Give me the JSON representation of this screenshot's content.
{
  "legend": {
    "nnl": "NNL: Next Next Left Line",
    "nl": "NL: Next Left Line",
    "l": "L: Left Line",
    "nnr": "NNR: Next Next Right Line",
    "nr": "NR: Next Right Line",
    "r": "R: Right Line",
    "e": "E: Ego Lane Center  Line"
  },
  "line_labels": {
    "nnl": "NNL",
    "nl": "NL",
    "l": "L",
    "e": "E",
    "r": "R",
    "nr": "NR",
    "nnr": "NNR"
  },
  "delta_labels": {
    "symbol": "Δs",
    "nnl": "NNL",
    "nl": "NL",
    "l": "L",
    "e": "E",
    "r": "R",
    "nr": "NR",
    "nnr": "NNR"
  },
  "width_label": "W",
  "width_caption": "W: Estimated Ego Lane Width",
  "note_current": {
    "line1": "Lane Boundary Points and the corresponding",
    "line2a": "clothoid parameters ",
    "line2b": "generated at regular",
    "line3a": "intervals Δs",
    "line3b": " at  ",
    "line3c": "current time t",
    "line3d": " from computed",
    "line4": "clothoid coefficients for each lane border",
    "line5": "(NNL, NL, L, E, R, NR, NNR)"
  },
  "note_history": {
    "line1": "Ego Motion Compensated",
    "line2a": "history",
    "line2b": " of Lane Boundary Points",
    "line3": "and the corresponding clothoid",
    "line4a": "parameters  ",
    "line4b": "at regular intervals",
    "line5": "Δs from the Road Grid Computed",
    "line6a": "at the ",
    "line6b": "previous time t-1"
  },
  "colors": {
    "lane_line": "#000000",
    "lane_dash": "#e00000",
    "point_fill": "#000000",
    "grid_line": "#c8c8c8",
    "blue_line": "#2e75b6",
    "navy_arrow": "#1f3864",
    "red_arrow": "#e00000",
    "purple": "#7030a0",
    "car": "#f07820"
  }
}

* * * * *

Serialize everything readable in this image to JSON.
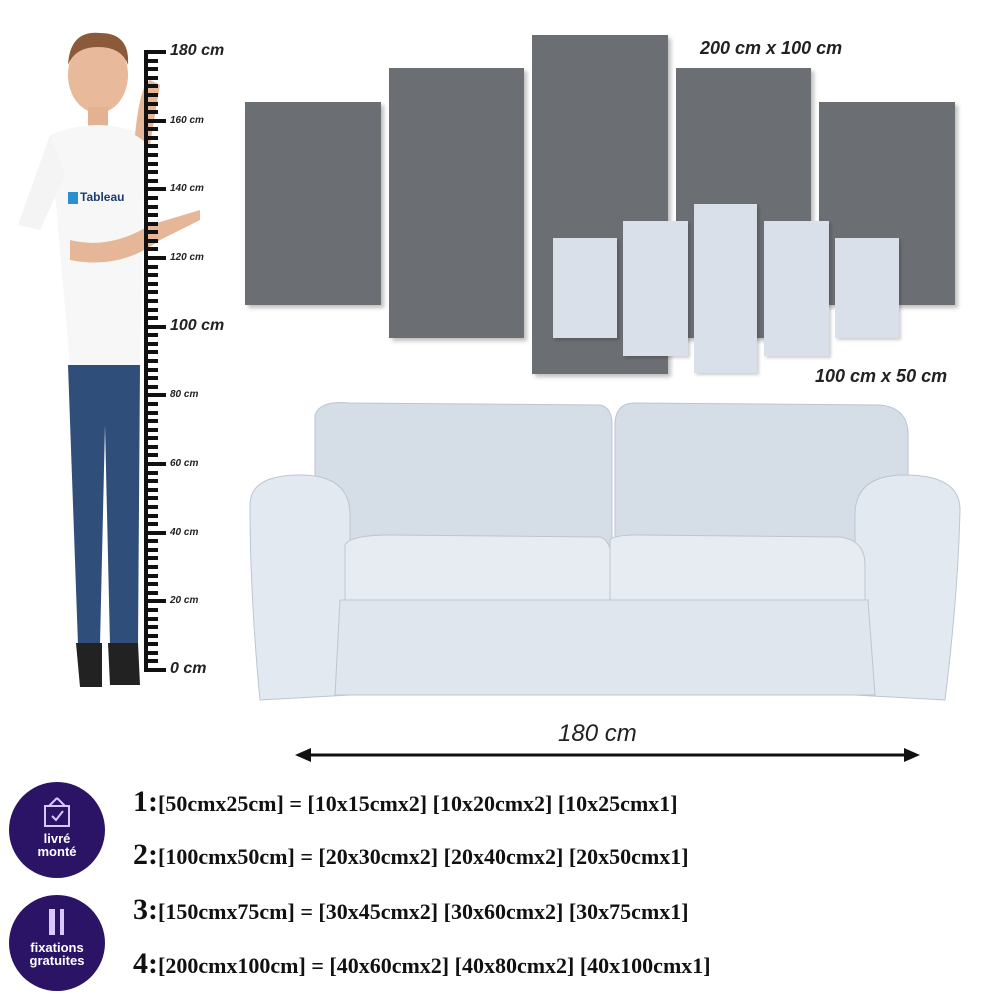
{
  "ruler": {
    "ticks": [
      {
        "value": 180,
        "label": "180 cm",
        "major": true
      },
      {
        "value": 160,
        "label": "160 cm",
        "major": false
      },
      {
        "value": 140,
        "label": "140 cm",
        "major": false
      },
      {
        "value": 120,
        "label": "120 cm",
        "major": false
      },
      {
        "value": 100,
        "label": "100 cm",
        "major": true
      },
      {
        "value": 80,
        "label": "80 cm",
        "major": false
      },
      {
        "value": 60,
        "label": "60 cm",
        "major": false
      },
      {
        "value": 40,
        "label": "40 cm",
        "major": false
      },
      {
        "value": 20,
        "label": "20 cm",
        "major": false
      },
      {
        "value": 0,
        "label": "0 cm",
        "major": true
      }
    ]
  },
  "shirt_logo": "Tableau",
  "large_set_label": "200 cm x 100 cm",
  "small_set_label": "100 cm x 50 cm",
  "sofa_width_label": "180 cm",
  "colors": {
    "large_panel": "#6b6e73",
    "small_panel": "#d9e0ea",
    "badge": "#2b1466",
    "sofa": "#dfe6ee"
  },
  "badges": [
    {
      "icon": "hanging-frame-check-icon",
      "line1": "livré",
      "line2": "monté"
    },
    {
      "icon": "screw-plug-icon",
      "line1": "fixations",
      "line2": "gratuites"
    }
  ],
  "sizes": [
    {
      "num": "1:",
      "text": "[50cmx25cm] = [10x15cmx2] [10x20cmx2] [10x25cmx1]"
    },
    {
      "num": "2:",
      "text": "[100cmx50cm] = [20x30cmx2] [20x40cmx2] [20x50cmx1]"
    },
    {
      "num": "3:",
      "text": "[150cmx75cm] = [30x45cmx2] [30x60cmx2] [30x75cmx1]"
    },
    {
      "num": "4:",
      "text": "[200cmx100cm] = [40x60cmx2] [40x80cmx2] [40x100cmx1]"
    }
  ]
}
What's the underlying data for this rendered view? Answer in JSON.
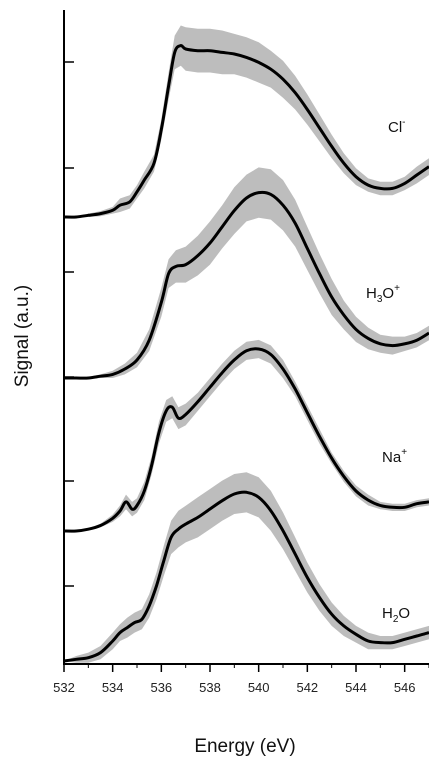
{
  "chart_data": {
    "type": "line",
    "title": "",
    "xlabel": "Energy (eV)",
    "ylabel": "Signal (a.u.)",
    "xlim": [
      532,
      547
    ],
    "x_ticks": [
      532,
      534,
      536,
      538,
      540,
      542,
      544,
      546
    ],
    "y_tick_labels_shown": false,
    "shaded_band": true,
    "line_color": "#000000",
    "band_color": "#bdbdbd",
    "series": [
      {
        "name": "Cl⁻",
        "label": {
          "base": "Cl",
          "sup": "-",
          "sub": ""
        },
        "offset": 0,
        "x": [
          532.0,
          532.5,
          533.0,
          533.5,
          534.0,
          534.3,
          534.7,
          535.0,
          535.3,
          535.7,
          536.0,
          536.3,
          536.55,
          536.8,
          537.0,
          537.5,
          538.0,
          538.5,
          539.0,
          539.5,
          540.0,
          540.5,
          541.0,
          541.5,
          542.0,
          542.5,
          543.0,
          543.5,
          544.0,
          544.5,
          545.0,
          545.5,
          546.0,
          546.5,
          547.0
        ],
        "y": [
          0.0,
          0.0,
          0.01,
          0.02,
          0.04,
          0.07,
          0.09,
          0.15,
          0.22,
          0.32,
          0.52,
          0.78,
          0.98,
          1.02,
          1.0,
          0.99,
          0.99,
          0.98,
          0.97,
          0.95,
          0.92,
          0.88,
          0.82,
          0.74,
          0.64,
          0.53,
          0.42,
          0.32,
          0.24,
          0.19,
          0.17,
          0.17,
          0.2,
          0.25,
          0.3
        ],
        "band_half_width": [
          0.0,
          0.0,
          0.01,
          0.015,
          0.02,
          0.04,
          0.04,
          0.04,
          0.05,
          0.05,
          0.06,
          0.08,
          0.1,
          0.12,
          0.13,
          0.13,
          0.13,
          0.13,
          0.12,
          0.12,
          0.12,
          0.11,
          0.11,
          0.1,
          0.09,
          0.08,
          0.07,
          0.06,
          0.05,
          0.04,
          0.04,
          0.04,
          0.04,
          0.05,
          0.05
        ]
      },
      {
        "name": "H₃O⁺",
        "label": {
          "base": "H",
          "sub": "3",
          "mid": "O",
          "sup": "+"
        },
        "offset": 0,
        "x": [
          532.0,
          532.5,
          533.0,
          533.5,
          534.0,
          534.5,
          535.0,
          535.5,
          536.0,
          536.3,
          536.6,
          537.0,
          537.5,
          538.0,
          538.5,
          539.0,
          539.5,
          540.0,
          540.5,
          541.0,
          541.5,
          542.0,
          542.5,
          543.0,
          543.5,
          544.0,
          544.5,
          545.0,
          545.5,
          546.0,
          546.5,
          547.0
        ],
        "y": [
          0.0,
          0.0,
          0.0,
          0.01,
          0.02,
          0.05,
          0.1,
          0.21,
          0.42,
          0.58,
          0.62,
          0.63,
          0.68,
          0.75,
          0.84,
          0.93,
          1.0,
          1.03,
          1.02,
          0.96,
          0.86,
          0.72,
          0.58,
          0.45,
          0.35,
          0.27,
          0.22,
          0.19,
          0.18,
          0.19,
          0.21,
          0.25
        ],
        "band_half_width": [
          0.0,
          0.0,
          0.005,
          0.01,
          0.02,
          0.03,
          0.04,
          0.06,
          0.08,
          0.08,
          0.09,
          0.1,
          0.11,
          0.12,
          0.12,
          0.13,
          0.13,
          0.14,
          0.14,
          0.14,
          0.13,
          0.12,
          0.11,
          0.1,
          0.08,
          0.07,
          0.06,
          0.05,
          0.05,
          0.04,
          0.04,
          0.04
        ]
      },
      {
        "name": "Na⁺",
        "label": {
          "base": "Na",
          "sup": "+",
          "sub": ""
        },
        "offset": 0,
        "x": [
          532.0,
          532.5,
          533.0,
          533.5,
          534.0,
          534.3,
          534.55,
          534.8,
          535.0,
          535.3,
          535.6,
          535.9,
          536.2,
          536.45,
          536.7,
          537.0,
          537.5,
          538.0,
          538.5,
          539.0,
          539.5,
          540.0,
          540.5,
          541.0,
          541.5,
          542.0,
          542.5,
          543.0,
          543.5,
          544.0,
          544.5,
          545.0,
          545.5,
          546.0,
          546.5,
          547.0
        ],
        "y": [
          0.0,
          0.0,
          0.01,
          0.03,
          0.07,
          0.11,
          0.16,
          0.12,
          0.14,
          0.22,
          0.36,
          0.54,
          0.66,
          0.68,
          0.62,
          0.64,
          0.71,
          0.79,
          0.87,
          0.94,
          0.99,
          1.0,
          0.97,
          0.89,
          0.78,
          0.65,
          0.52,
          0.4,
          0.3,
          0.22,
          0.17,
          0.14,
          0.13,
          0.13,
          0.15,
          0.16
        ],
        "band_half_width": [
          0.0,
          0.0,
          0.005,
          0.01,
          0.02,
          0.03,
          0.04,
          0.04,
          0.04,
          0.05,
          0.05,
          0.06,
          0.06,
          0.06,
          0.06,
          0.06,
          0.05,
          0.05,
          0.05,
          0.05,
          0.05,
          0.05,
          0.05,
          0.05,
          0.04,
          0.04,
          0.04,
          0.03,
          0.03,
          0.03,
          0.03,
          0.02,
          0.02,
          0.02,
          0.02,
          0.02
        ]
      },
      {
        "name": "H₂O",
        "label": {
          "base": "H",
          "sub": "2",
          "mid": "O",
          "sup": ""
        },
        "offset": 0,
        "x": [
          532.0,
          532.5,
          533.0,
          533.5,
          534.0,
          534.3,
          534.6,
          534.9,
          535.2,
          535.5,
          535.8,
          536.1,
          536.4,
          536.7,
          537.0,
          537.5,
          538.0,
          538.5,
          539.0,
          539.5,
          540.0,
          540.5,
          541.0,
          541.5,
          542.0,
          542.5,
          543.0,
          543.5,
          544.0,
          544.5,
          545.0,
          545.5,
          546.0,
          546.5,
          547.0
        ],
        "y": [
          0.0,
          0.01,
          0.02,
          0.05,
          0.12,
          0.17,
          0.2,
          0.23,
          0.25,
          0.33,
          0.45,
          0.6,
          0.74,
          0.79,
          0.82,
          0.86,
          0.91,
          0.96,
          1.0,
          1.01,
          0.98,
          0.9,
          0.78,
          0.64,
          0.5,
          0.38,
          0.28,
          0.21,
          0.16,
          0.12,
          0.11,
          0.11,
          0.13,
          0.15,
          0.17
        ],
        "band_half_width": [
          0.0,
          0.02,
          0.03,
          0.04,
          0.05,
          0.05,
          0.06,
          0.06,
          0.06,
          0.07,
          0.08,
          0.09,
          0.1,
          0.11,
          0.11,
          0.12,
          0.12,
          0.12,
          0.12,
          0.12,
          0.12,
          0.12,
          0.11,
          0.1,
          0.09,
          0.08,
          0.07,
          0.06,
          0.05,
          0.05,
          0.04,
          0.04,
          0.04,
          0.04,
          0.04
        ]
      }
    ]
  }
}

* * * * *

EXERCISE BRIEF: A number is the only answer here: how many lines of the material above contain "corresponding"?

TASK SOLUTION: 2